- [What the exercise asks]
Below is a block of records; repeat all of them exactly.

_ _ _ _

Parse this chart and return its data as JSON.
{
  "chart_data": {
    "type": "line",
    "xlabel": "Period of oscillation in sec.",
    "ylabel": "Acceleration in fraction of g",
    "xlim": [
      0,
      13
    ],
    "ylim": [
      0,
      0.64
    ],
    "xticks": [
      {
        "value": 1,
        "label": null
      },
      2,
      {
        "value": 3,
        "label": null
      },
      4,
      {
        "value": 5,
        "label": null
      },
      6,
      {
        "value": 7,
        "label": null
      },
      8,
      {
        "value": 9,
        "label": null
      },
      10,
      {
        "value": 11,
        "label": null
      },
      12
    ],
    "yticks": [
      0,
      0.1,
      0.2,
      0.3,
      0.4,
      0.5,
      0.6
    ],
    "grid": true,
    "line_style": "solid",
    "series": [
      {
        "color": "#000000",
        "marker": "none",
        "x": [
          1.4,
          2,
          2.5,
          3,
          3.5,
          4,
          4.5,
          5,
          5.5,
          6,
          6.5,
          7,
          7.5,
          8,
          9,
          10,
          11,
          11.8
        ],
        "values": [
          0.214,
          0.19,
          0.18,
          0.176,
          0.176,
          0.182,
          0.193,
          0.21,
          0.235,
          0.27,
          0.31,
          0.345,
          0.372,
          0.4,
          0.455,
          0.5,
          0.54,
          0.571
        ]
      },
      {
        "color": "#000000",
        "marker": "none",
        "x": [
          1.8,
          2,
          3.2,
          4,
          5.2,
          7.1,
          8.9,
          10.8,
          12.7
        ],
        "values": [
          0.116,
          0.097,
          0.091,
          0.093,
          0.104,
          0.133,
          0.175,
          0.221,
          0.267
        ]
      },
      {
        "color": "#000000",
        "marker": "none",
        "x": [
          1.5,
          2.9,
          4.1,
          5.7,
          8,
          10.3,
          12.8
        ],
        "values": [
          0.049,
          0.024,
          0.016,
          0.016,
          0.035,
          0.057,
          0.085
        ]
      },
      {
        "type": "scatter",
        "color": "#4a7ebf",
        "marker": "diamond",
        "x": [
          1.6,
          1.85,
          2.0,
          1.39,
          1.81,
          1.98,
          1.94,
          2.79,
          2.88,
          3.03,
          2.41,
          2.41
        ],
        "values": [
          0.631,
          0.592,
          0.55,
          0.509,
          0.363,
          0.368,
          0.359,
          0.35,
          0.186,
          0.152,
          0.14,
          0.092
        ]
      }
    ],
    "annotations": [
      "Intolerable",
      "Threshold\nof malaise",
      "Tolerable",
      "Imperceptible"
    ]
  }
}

_ _ _ _

- [Complete response]
Parse this chart and return its data as JSON.
{
  "chart_data": {
    "type": "line",
    "xlabel": "Period of oscillation in sec.",
    "ylabel": "Acceleration in fraction of g",
    "xlim": [
      0,
      13
    ],
    "ylim": [
      0,
      0.64
    ],
    "xticks": [
      {
        "value": 1,
        "label": null
      },
      2,
      {
        "value": 3,
        "label": null
      },
      4,
      {
        "value": 5,
        "label": null
      },
      6,
      {
        "value": 7,
        "label": null
      },
      8,
      {
        "value": 9,
        "label": null
      },
      10,
      {
        "value": 11,
        "label": null
      },
      12
    ],
    "yticks": [
      0,
      0.1,
      0.2,
      0.3,
      0.4,
      0.5,
      0.6
    ],
    "grid": true,
    "line_style": "solid",
    "series": [
      {
        "color": "#000000",
        "marker": "none",
        "x": [
          1.4,
          2,
          2.5,
          3,
          3.5,
          4,
          4.5,
          5,
          5.5,
          6,
          6.5,
          7,
          7.5,
          8,
          9,
          10,
          11,
          11.8
        ],
        "values": [
          0.214,
          0.19,
          0.18,
          0.176,
          0.176,
          0.182,
          0.193,
          0.21,
          0.235,
          0.27,
          0.31,
          0.345,
          0.372,
          0.4,
          0.455,
          0.5,
          0.54,
          0.571
        ]
      },
      {
        "color": "#000000",
        "marker": "none",
        "x": [
          1.8,
          2,
          3.2,
          4,
          5.2,
          7.1,
          8.9,
          10.8,
          12.7
        ],
        "values": [
          0.116,
          0.097,
          0.091,
          0.093,
          0.104,
          0.133,
          0.175,
          0.221,
          0.267
        ]
      },
      {
        "color": "#000000",
        "marker": "none",
        "x": [
          1.5,
          2.9,
          4.1,
          5.7,
          8,
          10.3,
          12.8
        ],
        "values": [
          0.049,
          0.024,
          0.016,
          0.016,
          0.035,
          0.057,
          0.085
        ]
      },
      {
        "type": "scatter",
        "color": "#4a7ebf",
        "marker": "diamond",
        "x": [
          1.6,
          1.85,
          2.0,
          1.39,
          1.81,
          1.98,
          1.94,
          2.79,
          2.88,
          3.03,
          2.41,
          2.41
        ],
        "values": [
          0.631,
          0.592,
          0.55,
          0.509,
          0.363,
          0.368,
          0.359,
          0.35,
          0.186,
          0.152,
          0.14,
          0.092
        ]
      }
    ],
    "annotations": [
      "Intolerable",
      "Threshold\nof malaise",
      "Tolerable",
      "Imperceptible"
    ]
  }
}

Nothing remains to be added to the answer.